[Dataset entries]
--- START ---

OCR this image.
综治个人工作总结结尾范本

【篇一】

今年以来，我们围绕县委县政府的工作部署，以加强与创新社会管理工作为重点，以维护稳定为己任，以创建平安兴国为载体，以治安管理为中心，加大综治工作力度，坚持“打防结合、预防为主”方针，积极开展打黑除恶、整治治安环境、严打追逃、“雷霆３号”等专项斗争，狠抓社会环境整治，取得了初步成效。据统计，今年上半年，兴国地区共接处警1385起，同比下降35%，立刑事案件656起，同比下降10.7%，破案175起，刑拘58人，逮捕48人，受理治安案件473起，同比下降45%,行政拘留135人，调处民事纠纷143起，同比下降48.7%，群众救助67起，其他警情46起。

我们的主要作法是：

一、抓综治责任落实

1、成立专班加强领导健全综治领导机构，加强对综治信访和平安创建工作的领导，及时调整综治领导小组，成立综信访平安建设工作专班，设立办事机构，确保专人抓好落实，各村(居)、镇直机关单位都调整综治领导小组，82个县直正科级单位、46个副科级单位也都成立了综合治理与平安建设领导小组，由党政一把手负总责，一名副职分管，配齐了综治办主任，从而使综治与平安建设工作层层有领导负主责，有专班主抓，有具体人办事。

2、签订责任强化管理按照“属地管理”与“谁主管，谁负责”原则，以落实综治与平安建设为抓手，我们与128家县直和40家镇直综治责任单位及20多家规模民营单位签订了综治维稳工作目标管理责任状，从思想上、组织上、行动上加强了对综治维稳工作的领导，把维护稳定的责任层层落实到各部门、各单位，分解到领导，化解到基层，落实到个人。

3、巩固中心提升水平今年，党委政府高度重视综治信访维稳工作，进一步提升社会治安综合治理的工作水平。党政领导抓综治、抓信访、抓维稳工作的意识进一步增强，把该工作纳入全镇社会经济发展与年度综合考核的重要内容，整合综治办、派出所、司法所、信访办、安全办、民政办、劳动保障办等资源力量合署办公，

--- END ---
--- START ---

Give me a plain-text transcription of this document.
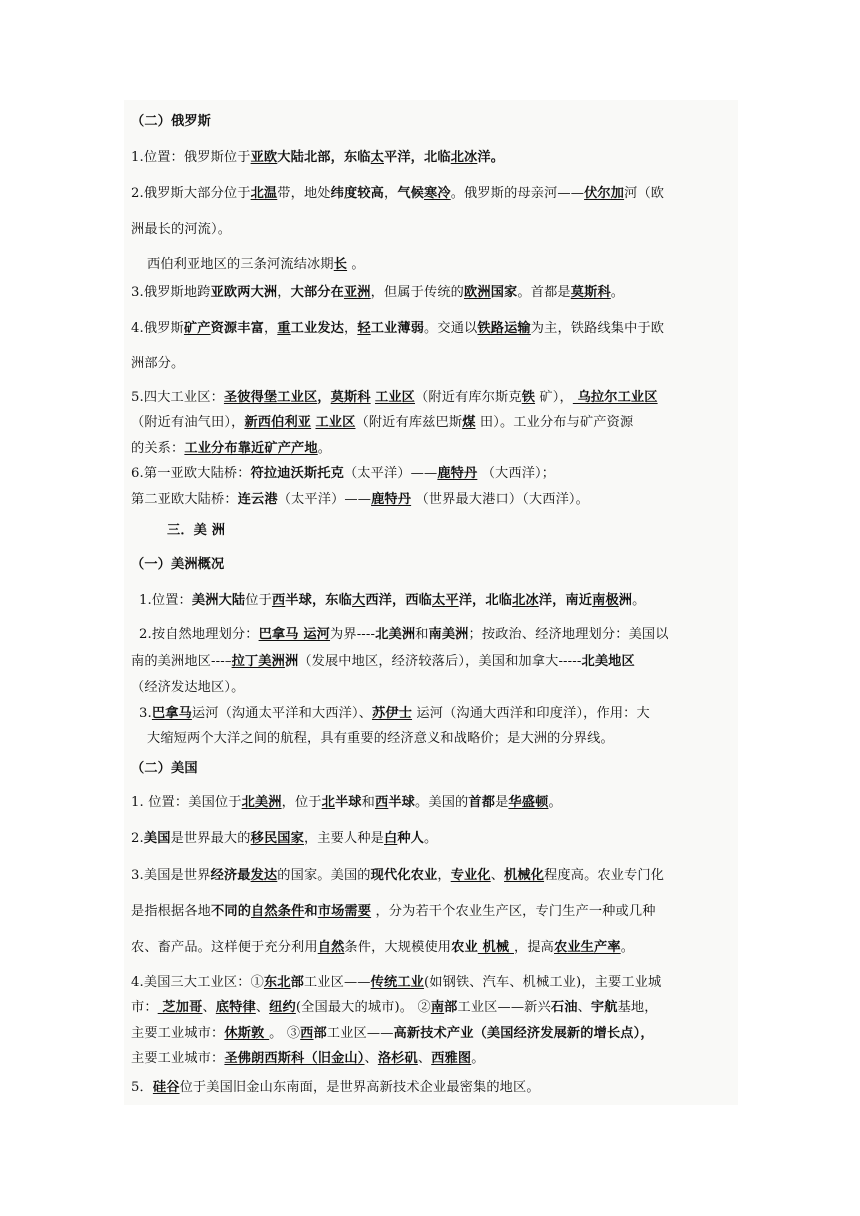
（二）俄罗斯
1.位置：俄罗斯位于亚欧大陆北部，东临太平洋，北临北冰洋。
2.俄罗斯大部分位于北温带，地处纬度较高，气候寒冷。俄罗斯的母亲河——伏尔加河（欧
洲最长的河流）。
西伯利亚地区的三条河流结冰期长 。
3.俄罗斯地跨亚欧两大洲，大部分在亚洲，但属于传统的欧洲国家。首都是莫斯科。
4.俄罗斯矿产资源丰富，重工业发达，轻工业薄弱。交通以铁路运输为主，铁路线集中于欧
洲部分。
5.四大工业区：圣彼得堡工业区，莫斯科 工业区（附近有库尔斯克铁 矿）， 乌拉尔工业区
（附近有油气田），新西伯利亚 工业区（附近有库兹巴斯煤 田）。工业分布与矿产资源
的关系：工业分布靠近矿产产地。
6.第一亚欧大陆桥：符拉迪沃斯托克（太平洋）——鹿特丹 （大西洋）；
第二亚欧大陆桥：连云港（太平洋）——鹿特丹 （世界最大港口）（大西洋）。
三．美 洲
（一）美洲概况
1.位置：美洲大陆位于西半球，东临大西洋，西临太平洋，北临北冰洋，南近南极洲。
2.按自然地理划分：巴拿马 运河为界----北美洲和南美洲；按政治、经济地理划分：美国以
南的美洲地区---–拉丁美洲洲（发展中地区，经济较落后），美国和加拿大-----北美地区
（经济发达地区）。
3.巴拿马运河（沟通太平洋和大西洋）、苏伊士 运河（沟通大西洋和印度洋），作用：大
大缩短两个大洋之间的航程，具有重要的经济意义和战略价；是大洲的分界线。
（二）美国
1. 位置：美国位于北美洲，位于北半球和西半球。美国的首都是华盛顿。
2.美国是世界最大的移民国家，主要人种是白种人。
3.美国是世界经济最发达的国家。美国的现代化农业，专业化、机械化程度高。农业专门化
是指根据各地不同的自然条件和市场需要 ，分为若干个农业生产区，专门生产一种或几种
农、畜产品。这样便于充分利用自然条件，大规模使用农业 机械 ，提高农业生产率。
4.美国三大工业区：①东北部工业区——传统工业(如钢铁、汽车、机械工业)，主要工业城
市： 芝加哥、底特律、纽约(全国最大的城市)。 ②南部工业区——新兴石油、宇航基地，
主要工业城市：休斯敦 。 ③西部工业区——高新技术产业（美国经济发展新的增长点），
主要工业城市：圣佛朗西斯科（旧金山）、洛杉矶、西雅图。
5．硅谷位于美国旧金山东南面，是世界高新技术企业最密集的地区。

--- END ---

# WRITTEN PROBLEM
Show, from the listing above, each line that contains the word "this".

# TASK ANSWER
OCR this image.
Give me a plain-text transcription of this document.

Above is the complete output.